# [What you need to do]
Output the material beneath exactly, leaving nothing out.

# [Supplied entries]
· · · · ·

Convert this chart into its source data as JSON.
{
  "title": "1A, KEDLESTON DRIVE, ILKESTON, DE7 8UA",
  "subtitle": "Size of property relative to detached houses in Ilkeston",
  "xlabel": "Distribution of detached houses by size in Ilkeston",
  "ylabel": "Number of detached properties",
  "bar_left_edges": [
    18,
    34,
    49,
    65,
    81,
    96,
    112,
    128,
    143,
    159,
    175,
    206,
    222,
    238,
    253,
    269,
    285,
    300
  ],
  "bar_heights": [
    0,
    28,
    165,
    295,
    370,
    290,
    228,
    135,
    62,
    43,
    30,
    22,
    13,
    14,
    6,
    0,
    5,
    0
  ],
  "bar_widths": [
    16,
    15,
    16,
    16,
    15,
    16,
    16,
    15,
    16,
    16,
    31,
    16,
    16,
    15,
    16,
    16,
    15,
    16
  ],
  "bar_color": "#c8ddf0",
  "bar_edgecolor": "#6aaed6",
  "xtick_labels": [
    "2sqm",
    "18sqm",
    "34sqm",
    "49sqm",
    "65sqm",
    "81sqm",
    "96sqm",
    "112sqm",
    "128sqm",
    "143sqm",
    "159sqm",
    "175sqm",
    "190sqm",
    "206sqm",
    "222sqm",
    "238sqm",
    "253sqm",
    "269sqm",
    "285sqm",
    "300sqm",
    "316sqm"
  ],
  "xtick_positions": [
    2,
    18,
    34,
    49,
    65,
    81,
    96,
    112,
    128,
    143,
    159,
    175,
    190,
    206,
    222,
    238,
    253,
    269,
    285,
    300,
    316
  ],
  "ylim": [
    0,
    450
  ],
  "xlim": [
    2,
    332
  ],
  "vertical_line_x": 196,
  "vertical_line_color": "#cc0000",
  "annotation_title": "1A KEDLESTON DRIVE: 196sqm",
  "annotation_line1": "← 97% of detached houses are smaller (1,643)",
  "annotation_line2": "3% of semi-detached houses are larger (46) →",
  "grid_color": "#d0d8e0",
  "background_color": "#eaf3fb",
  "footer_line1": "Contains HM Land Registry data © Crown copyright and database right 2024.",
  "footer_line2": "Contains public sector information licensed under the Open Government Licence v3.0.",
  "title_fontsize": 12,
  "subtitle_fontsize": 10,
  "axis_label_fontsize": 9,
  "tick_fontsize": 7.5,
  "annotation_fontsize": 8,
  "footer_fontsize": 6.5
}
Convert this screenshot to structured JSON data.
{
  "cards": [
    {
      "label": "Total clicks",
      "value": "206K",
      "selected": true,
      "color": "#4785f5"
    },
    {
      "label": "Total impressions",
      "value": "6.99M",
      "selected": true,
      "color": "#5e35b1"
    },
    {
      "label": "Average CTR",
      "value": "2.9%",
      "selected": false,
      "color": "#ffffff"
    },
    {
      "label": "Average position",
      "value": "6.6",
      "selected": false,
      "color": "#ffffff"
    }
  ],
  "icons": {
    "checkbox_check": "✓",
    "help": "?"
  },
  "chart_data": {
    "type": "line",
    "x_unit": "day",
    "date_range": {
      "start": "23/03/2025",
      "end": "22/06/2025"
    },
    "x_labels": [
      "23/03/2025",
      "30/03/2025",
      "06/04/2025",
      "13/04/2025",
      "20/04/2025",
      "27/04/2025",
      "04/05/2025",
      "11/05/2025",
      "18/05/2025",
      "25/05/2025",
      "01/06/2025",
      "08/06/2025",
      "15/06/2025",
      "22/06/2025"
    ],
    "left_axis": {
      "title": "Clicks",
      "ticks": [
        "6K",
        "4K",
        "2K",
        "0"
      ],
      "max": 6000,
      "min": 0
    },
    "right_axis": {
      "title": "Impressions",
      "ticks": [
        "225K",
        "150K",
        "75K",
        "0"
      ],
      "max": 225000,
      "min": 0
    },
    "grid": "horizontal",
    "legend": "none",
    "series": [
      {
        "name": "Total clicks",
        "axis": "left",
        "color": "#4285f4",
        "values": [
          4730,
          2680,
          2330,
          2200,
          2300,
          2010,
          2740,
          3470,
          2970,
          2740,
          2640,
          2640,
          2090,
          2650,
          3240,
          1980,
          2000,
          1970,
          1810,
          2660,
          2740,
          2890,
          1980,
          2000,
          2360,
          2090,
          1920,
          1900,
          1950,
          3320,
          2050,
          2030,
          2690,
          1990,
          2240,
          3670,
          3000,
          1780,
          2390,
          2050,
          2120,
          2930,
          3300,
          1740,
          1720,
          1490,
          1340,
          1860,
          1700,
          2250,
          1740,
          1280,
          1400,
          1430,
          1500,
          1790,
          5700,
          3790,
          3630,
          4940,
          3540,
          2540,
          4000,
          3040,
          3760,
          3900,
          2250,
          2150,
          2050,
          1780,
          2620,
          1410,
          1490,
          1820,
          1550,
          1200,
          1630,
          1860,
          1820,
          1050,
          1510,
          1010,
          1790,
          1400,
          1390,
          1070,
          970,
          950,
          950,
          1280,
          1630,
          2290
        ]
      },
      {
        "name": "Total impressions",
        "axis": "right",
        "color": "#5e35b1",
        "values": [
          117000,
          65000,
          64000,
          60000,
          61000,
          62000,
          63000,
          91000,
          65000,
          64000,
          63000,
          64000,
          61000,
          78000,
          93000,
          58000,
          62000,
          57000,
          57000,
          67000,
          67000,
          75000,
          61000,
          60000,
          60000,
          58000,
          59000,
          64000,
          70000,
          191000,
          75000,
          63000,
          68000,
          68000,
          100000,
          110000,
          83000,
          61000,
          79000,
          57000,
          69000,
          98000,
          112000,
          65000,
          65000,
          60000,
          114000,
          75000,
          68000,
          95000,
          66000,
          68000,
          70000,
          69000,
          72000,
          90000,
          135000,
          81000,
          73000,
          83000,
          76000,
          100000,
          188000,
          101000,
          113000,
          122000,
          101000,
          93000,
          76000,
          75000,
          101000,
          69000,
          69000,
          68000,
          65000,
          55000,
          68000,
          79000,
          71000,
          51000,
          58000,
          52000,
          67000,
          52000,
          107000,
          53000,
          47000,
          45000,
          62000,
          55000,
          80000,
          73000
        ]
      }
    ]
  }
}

· · · · ·

# [Complete output]
Convert this chart into its source data as JSON.
{
  "title": "1A, KEDLESTON DRIVE, ILKESTON, DE7 8UA",
  "subtitle": "Size of property relative to detached houses in Ilkeston",
  "xlabel": "Distribution of detached houses by size in Ilkeston",
  "ylabel": "Number of detached properties",
  "bar_left_edges": [
    18,
    34,
    49,
    65,
    81,
    96,
    112,
    128,
    143,
    159,
    175,
    206,
    222,
    238,
    253,
    269,
    285,
    300
  ],
  "bar_heights": [
    0,
    28,
    165,
    295,
    370,
    290,
    228,
    135,
    62,
    43,
    30,
    22,
    13,
    14,
    6,
    0,
    5,
    0
  ],
  "bar_widths": [
    16,
    15,
    16,
    16,
    15,
    16,
    16,
    15,
    16,
    16,
    31,
    16,
    16,
    15,
    16,
    16,
    15,
    16
  ],
  "bar_color": "#c8ddf0",
  "bar_edgecolor": "#6aaed6",
  "xtick_labels": [
    "2sqm",
    "18sqm",
    "34sqm",
    "49sqm",
    "65sqm",
    "81sqm",
    "96sqm",
    "112sqm",
    "128sqm",
    "143sqm",
    "159sqm",
    "175sqm",
    "190sqm",
    "206sqm",
    "222sqm",
    "238sqm",
    "253sqm",
    "269sqm",
    "285sqm",
    "300sqm",
    "316sqm"
  ],
  "xtick_positions": [
    2,
    18,
    34,
    49,
    65,
    81,
    96,
    112,
    128,
    143,
    159,
    175,
    190,
    206,
    222,
    238,
    253,
    269,
    285,
    300,
    316
  ],
  "ylim": [
    0,
    450
  ],
  "xlim": [
    2,
    332
  ],
  "vertical_line_x": 196,
  "vertical_line_color": "#cc0000",
  "annotation_title": "1A KEDLESTON DRIVE: 196sqm",
  "annotation_line1": "← 97% of detached houses are smaller (1,643)",
  "annotation_line2": "3% of semi-detached houses are larger (46) →",
  "grid_color": "#d0d8e0",
  "background_color": "#eaf3fb",
  "footer_line1": "Contains HM Land Registry data © Crown copyright and database right 2024.",
  "footer_line2": "Contains public sector information licensed under the Open Government Licence v3.0.",
  "title_fontsize": 12,
  "subtitle_fontsize": 10,
  "axis_label_fontsize": 9,
  "tick_fontsize": 7.5,
  "annotation_fontsize": 8,
  "footer_fontsize": 6.5
}
Convert this screenshot to structured JSON data.
{
  "cards": [
    {
      "label": "Total clicks",
      "value": "206K",
      "selected": true,
      "color": "#4785f5"
    },
    {
      "label": "Total impressions",
      "value": "6.99M",
      "selected": true,
      "color": "#5e35b1"
    },
    {
      "label": "Average CTR",
      "value": "2.9%",
      "selected": false,
      "color": "#ffffff"
    },
    {
      "label": "Average position",
      "value": "6.6",
      "selected": false,
      "color": "#ffffff"
    }
  ],
  "icons": {
    "checkbox_check": "✓",
    "help": "?"
  },
  "chart_data": {
    "type": "line",
    "x_unit": "day",
    "date_range": {
      "start": "23/03/2025",
      "end": "22/06/2025"
    },
    "x_labels": [
      "23/03/2025",
      "30/03/2025",
      "06/04/2025",
      "13/04/2025",
      "20/04/2025",
      "27/04/2025",
      "04/05/2025",
      "11/05/2025",
      "18/05/2025",
      "25/05/2025",
      "01/06/2025",
      "08/06/2025",
      "15/06/2025",
      "22/06/2025"
    ],
    "left_axis": {
      "title": "Clicks",
      "ticks": [
        "6K",
        "4K",
        "2K",
        "0"
      ],
      "max": 6000,
      "min": 0
    },
    "right_axis": {
      "title": "Impressions",
      "ticks": [
        "225K",
        "150K",
        "75K",
        "0"
      ],
      "max": 225000,
      "min": 0
    },
    "grid": "horizontal",
    "legend": "none",
    "series": [
      {
        "name": "Total clicks",
        "axis": "left",
        "color": "#4285f4",
        "values": [
          4730,
          2680,
          2330,
          2200,
          2300,
          2010,
          2740,
          3470,
          2970,
          2740,
          2640,
          2640,
          2090,
          2650,
          3240,
          1980,
          2000,
          1970,
          1810,
          2660,
          2740,
          2890,
          1980,
          2000,
          2360,
          2090,
          1920,
          1900,
          1950,
          3320,
          2050,
          2030,
          2690,
          1990,
          2240,
          3670,
          3000,
          1780,
          2390,
          2050,
          2120,
          2930,
          3300,
          1740,
          1720,
          1490,
          1340,
          1860,
          1700,
          2250,
          1740,
          1280,
          1400,
          1430,
          1500,
          1790,
          5700,
          3790,
          3630,
          4940,
          3540,
          2540,
          4000,
          3040,
          3760,
          3900,
          2250,
          2150,
          2050,
          1780,
          2620,
          1410,
          1490,
          1820,
          1550,
          1200,
          1630,
          1860,
          1820,
          1050,
          1510,
          1010,
          1790,
          1400,
          1390,
          1070,
          970,
          950,
          950,
          1280,
          1630,
          2290
        ]
      },
      {
        "name": "Total impressions",
        "axis": "right",
        "color": "#5e35b1",
        "values": [
          117000,
          65000,
          64000,
          60000,
          61000,
          62000,
          63000,
          91000,
          65000,
          64000,
          63000,
          64000,
          61000,
          78000,
          93000,
          58000,
          62000,
          57000,
          57000,
          67000,
          67000,
          75000,
          61000,
          60000,
          60000,
          58000,
          59000,
          64000,
          70000,
          191000,
          75000,
          63000,
          68000,
          68000,
          100000,
          110000,
          83000,
          61000,
          79000,
          57000,
          69000,
          98000,
          112000,
          65000,
          65000,
          60000,
          114000,
          75000,
          68000,
          95000,
          66000,
          68000,
          70000,
          69000,
          72000,
          90000,
          135000,
          81000,
          73000,
          83000,
          76000,
          100000,
          188000,
          101000,
          113000,
          122000,
          101000,
          93000,
          76000,
          75000,
          101000,
          69000,
          69000,
          68000,
          65000,
          55000,
          68000,
          79000,
          71000,
          51000,
          58000,
          52000,
          67000,
          52000,
          107000,
          53000,
          47000,
          45000,
          62000,
          55000,
          80000,
          73000
        ]
      }
    ]
  }
}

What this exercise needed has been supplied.